(Data excerpts)
□ □ □ □ □ □ □

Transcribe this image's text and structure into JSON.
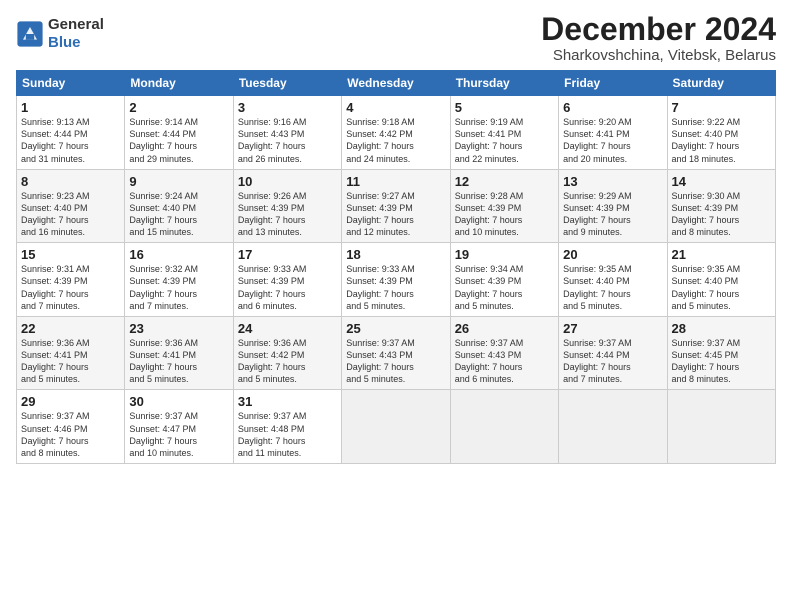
{
  "logo": {
    "general": "General",
    "blue": "Blue"
  },
  "title": "December 2024",
  "subtitle": "Sharkovshchina, Vitebsk, Belarus",
  "days_of_week": [
    "Sunday",
    "Monday",
    "Tuesday",
    "Wednesday",
    "Thursday",
    "Friday",
    "Saturday"
  ],
  "weeks": [
    [
      {
        "day": "1",
        "sunrise": "9:13 AM",
        "sunset": "4:44 PM",
        "daylight": "7 hours and 31 minutes."
      },
      {
        "day": "2",
        "sunrise": "9:14 AM",
        "sunset": "4:44 PM",
        "daylight": "7 hours and 29 minutes."
      },
      {
        "day": "3",
        "sunrise": "9:16 AM",
        "sunset": "4:43 PM",
        "daylight": "7 hours and 26 minutes."
      },
      {
        "day": "4",
        "sunrise": "9:18 AM",
        "sunset": "4:42 PM",
        "daylight": "7 hours and 24 minutes."
      },
      {
        "day": "5",
        "sunrise": "9:19 AM",
        "sunset": "4:41 PM",
        "daylight": "7 hours and 22 minutes."
      },
      {
        "day": "6",
        "sunrise": "9:20 AM",
        "sunset": "4:41 PM",
        "daylight": "7 hours and 20 minutes."
      },
      {
        "day": "7",
        "sunrise": "9:22 AM",
        "sunset": "4:40 PM",
        "daylight": "7 hours and 18 minutes."
      }
    ],
    [
      {
        "day": "8",
        "sunrise": "9:23 AM",
        "sunset": "4:40 PM",
        "daylight": "7 hours and 16 minutes."
      },
      {
        "day": "9",
        "sunrise": "9:24 AM",
        "sunset": "4:40 PM",
        "daylight": "7 hours and 15 minutes."
      },
      {
        "day": "10",
        "sunrise": "9:26 AM",
        "sunset": "4:39 PM",
        "daylight": "7 hours and 13 minutes."
      },
      {
        "day": "11",
        "sunrise": "9:27 AM",
        "sunset": "4:39 PM",
        "daylight": "7 hours and 12 minutes."
      },
      {
        "day": "12",
        "sunrise": "9:28 AM",
        "sunset": "4:39 PM",
        "daylight": "7 hours and 10 minutes."
      },
      {
        "day": "13",
        "sunrise": "9:29 AM",
        "sunset": "4:39 PM",
        "daylight": "7 hours and 9 minutes."
      },
      {
        "day": "14",
        "sunrise": "9:30 AM",
        "sunset": "4:39 PM",
        "daylight": "7 hours and 8 minutes."
      }
    ],
    [
      {
        "day": "15",
        "sunrise": "9:31 AM",
        "sunset": "4:39 PM",
        "daylight": "7 hours and 7 minutes."
      },
      {
        "day": "16",
        "sunrise": "9:32 AM",
        "sunset": "4:39 PM",
        "daylight": "7 hours and 7 minutes."
      },
      {
        "day": "17",
        "sunrise": "9:33 AM",
        "sunset": "4:39 PM",
        "daylight": "7 hours and 6 minutes."
      },
      {
        "day": "18",
        "sunrise": "9:33 AM",
        "sunset": "4:39 PM",
        "daylight": "7 hours and 5 minutes."
      },
      {
        "day": "19",
        "sunrise": "9:34 AM",
        "sunset": "4:39 PM",
        "daylight": "7 hours and 5 minutes."
      },
      {
        "day": "20",
        "sunrise": "9:35 AM",
        "sunset": "4:40 PM",
        "daylight": "7 hours and 5 minutes."
      },
      {
        "day": "21",
        "sunrise": "9:35 AM",
        "sunset": "4:40 PM",
        "daylight": "7 hours and 5 minutes."
      }
    ],
    [
      {
        "day": "22",
        "sunrise": "9:36 AM",
        "sunset": "4:41 PM",
        "daylight": "7 hours and 5 minutes."
      },
      {
        "day": "23",
        "sunrise": "9:36 AM",
        "sunset": "4:41 PM",
        "daylight": "7 hours and 5 minutes."
      },
      {
        "day": "24",
        "sunrise": "9:36 AM",
        "sunset": "4:42 PM",
        "daylight": "7 hours and 5 minutes."
      },
      {
        "day": "25",
        "sunrise": "9:37 AM",
        "sunset": "4:43 PM",
        "daylight": "7 hours and 5 minutes."
      },
      {
        "day": "26",
        "sunrise": "9:37 AM",
        "sunset": "4:43 PM",
        "daylight": "7 hours and 6 minutes."
      },
      {
        "day": "27",
        "sunrise": "9:37 AM",
        "sunset": "4:44 PM",
        "daylight": "7 hours and 7 minutes."
      },
      {
        "day": "28",
        "sunrise": "9:37 AM",
        "sunset": "4:45 PM",
        "daylight": "7 hours and 8 minutes."
      }
    ],
    [
      {
        "day": "29",
        "sunrise": "9:37 AM",
        "sunset": "4:46 PM",
        "daylight": "7 hours and 8 minutes."
      },
      {
        "day": "30",
        "sunrise": "9:37 AM",
        "sunset": "4:47 PM",
        "daylight": "7 hours and 10 minutes."
      },
      {
        "day": "31",
        "sunrise": "9:37 AM",
        "sunset": "4:48 PM",
        "daylight": "7 hours and 11 minutes."
      },
      null,
      null,
      null,
      null
    ]
  ]
}
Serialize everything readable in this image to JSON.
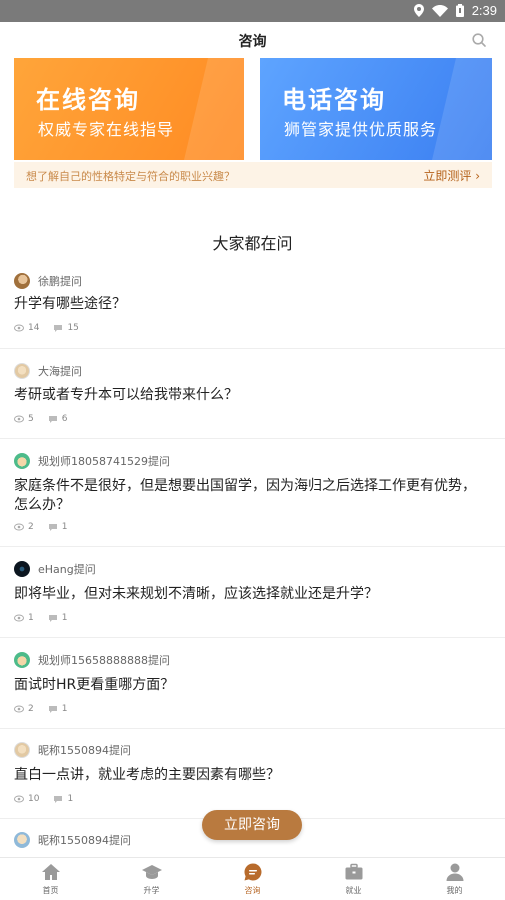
{
  "status_bar": {
    "time": "2:39"
  },
  "header": {
    "title": "咨询"
  },
  "banner": {
    "online": {
      "title": "在线咨询",
      "subtitle": "权威专家在线指导"
    },
    "phone": {
      "title": "电话咨询",
      "subtitle": "狮管家提供优质服务"
    },
    "test_prompt": "想了解自己的性格特定与符合的职业兴趣？",
    "test_link": "立即测评 ›"
  },
  "section_title": "大家都在问",
  "questions": [
    {
      "user": "徐鹏提问",
      "text": "升学有哪些途径？",
      "views": "14",
      "comments": "15"
    },
    {
      "user": "大海提问",
      "text": "考研或者专升本可以给我带来什么？",
      "views": "5",
      "comments": "6"
    },
    {
      "user": "规划师18058741529提问",
      "text": "家庭条件不是很好，但是想要出国留学，因为海归之后选择工作更有优势，怎么办？",
      "views": "2",
      "comments": "1"
    },
    {
      "user": "eHang提问",
      "text": "即将毕业，但对未来规划不清晰，应该选择就业还是升学？",
      "views": "1",
      "comments": "1"
    },
    {
      "user": "规划师15658888888提问",
      "text": "面试时HR更看重哪方面？",
      "views": "2",
      "comments": "1"
    },
    {
      "user": "昵称1550894提问",
      "text": "直白一点讲，就业考虑的主要因素有哪些？",
      "views": "10",
      "comments": "1"
    },
    {
      "user": "昵称1550894提问"
    }
  ],
  "consult_button": "立即咨询",
  "tabs": [
    {
      "label": "首页",
      "icon": "home-icon"
    },
    {
      "label": "升学",
      "icon": "graduation-cap-icon"
    },
    {
      "label": "咨询",
      "icon": "chat-icon",
      "active": true
    },
    {
      "label": "就业",
      "icon": "briefcase-icon"
    },
    {
      "label": "我的",
      "icon": "person-icon"
    }
  ],
  "colors": {
    "accent": "#b86b2c",
    "online_card": "#ff9a2e",
    "phone_card": "#4a8cf7",
    "button": "#b97a3f"
  }
}
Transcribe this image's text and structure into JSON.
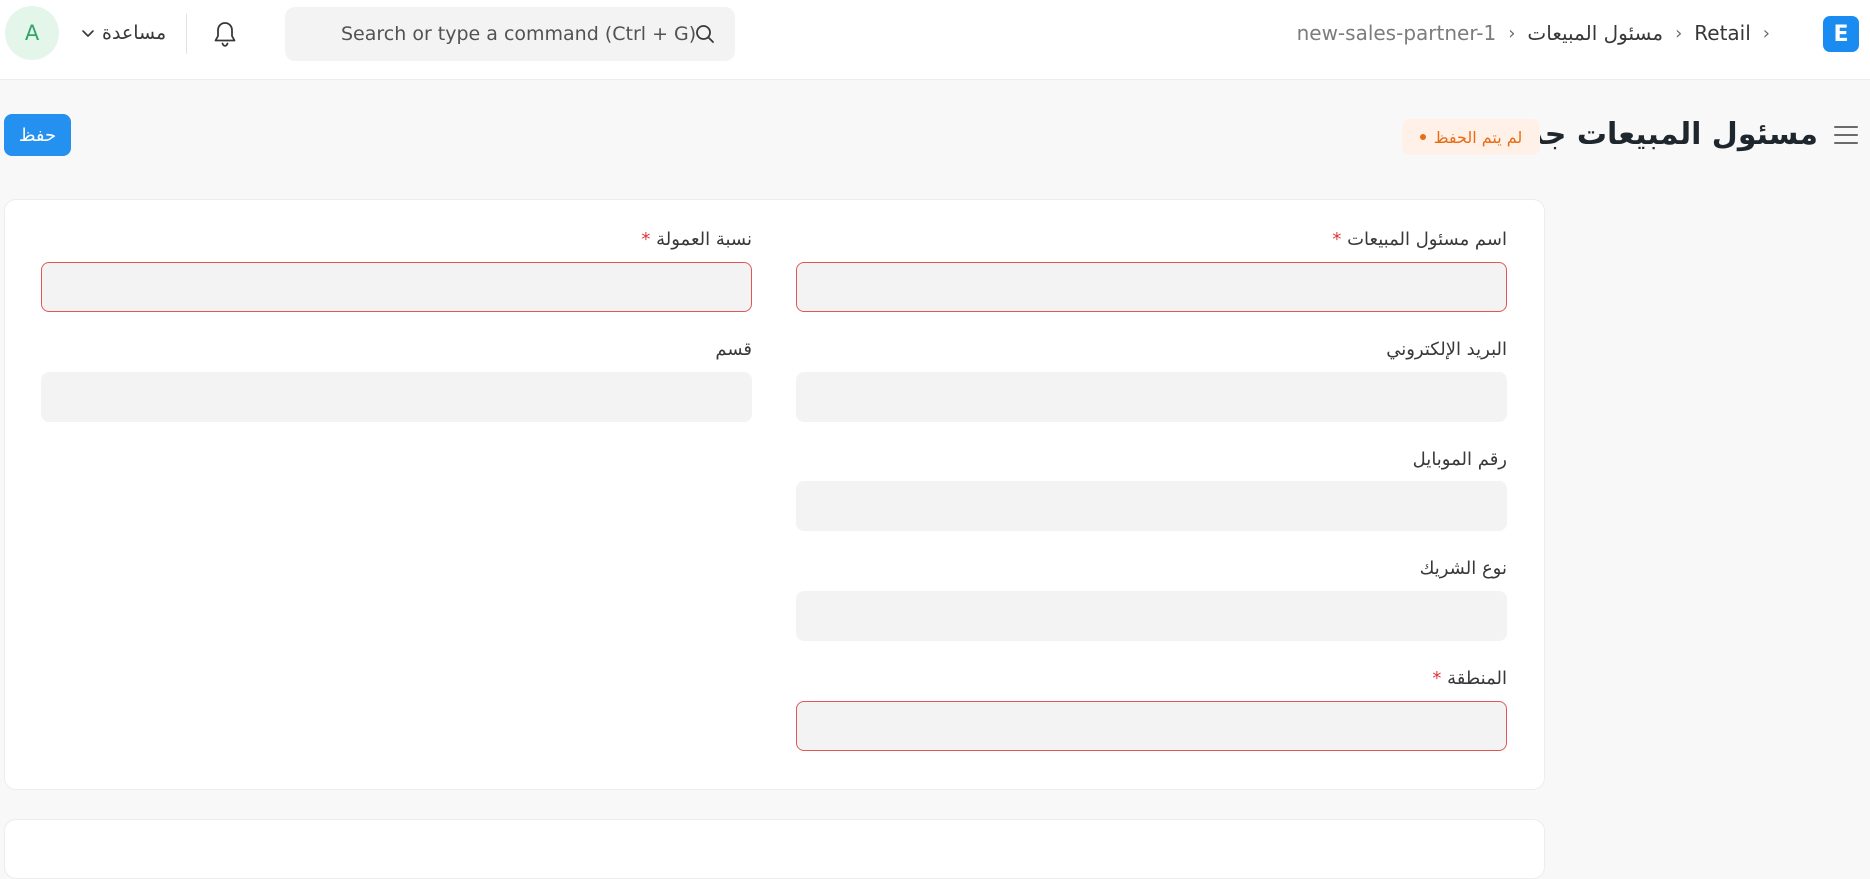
{
  "navbar": {
    "avatar_initial": "A",
    "help_label": "مساعدة",
    "search_placeholder": "Search or type a command (Ctrl + G)",
    "app_logo": "E",
    "breadcrumb": [
      "Retail",
      "مسئول المبيعات",
      "new-sales-partner-1"
    ]
  },
  "page": {
    "title": "مسئول المبيعات جديد",
    "status": "لم يتم الحفظ",
    "save_label": "حفظ"
  },
  "form": {
    "sales_partner_name": {
      "label": "اسم مسئول المبيعات",
      "required": "*",
      "value": ""
    },
    "commission_rate": {
      "label": "نسبة العمولة",
      "required": "*",
      "value": ""
    },
    "email": {
      "label": "البريد الإلكتروني",
      "value": ""
    },
    "department": {
      "label": "قسم",
      "value": ""
    },
    "mobile": {
      "label": "رقم الموبايل",
      "value": ""
    },
    "partner_type": {
      "label": "نوع الشريك",
      "value": ""
    },
    "territory": {
      "label": "المنطقة",
      "required": "*",
      "value": ""
    }
  },
  "colors": {
    "primary": "#2490ef",
    "indicator_orange": "#e86c13",
    "invalid_border": "#e15757",
    "avatar_green": "#30a66d"
  },
  "icons": [
    "search-icon",
    "bell-icon",
    "chevron-down-icon",
    "hamburger-icon",
    "app-logo-icon"
  ]
}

□ □ □ □ □ □ □

[Goal]:
Scan the lines for the string "views". Pick out every line that has it.

[The result]:
      "views": "14",
      "views": "5",
      "views": "2",
      "views": "1",
      "views": "2",
      "views": "10",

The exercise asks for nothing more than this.